§ **Requirements**
Every record that follows must be duplicated exactly, with images left out.
#### Recorded data ####
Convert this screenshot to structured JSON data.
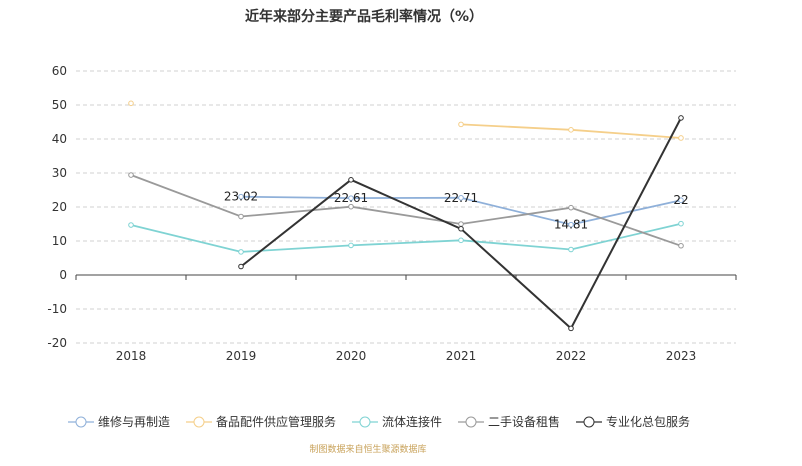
{
  "chart_data": {
    "type": "line",
    "title": "近年来部分主要产品毛利率情况（%）",
    "xlabel": "",
    "ylabel": "",
    "x": [
      "2018",
      "2019",
      "2020",
      "2021",
      "2022",
      "2023"
    ],
    "ylim": [
      -20,
      60
    ],
    "yticks": [
      60,
      50,
      40,
      30,
      20,
      10,
      0,
      -10,
      -20
    ],
    "grid": true,
    "legend_position": "bottom",
    "series": [
      {
        "name": "维修与再制造",
        "color": "#8fb0d9",
        "values": [
          null,
          23.02,
          22.61,
          22.71,
          14.81,
          22
        ],
        "labels": [
          "",
          "23.02",
          "22.61",
          "22.71",
          "14.81",
          "22"
        ]
      },
      {
        "name": "备品配件供应管理服务",
        "color": "#f5cf8a",
        "values": [
          50.5,
          null,
          null,
          44.3,
          42.7,
          40.3
        ],
        "labels": [
          "",
          "",
          "",
          "",
          "",
          ""
        ]
      },
      {
        "name": "流体连接件",
        "color": "#7fd3d3",
        "values": [
          14.7,
          6.8,
          8.7,
          10.2,
          7.5,
          15.1
        ],
        "labels": [
          "",
          "",
          "",
          "",
          "",
          ""
        ]
      },
      {
        "name": "二手设备租售",
        "color": "#9a9a9a",
        "values": [
          29.4,
          17.2,
          20.1,
          15.0,
          19.8,
          8.6
        ],
        "labels": [
          "",
          "",
          "",
          "",
          "",
          ""
        ]
      },
      {
        "name": "专业化总包服务",
        "color": "#333333",
        "values": [
          null,
          2.5,
          28.0,
          13.6,
          -15.7,
          46.2
        ],
        "labels": [
          "",
          "",
          "",
          "",
          "",
          ""
        ]
      }
    ]
  },
  "footer": "制图数据来自恒生聚源数据库"
}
####
§ **Solution to this exercise**
Convert this screenshot to structured JSON data.
{
  "chart_data": {
    "type": "line",
    "title": "近年来部分主要产品毛利率情况（%）",
    "xlabel": "",
    "ylabel": "",
    "x": [
      "2018",
      "2019",
      "2020",
      "2021",
      "2022",
      "2023"
    ],
    "ylim": [
      -20,
      60
    ],
    "yticks": [
      60,
      50,
      40,
      30,
      20,
      10,
      0,
      -10,
      -20
    ],
    "grid": true,
    "legend_position": "bottom",
    "series": [
      {
        "name": "维修与再制造",
        "color": "#8fb0d9",
        "values": [
          null,
          23.02,
          22.61,
          22.71,
          14.81,
          22
        ],
        "labels": [
          "",
          "23.02",
          "22.61",
          "22.71",
          "14.81",
          "22"
        ]
      },
      {
        "name": "备品配件供应管理服务",
        "color": "#f5cf8a",
        "values": [
          50.5,
          null,
          null,
          44.3,
          42.7,
          40.3
        ],
        "labels": [
          "",
          "",
          "",
          "",
          "",
          ""
        ]
      },
      {
        "name": "流体连接件",
        "color": "#7fd3d3",
        "values": [
          14.7,
          6.8,
          8.7,
          10.2,
          7.5,
          15.1
        ],
        "labels": [
          "",
          "",
          "",
          "",
          "",
          ""
        ]
      },
      {
        "name": "二手设备租售",
        "color": "#9a9a9a",
        "values": [
          29.4,
          17.2,
          20.1,
          15.0,
          19.8,
          8.6
        ],
        "labels": [
          "",
          "",
          "",
          "",
          "",
          ""
        ]
      },
      {
        "name": "专业化总包服务",
        "color": "#333333",
        "values": [
          null,
          2.5,
          28.0,
          13.6,
          -15.7,
          46.2
        ],
        "labels": [
          "",
          "",
          "",
          "",
          "",
          ""
        ]
      }
    ]
  },
  "footer": "制图数据来自恒生聚源数据库"
}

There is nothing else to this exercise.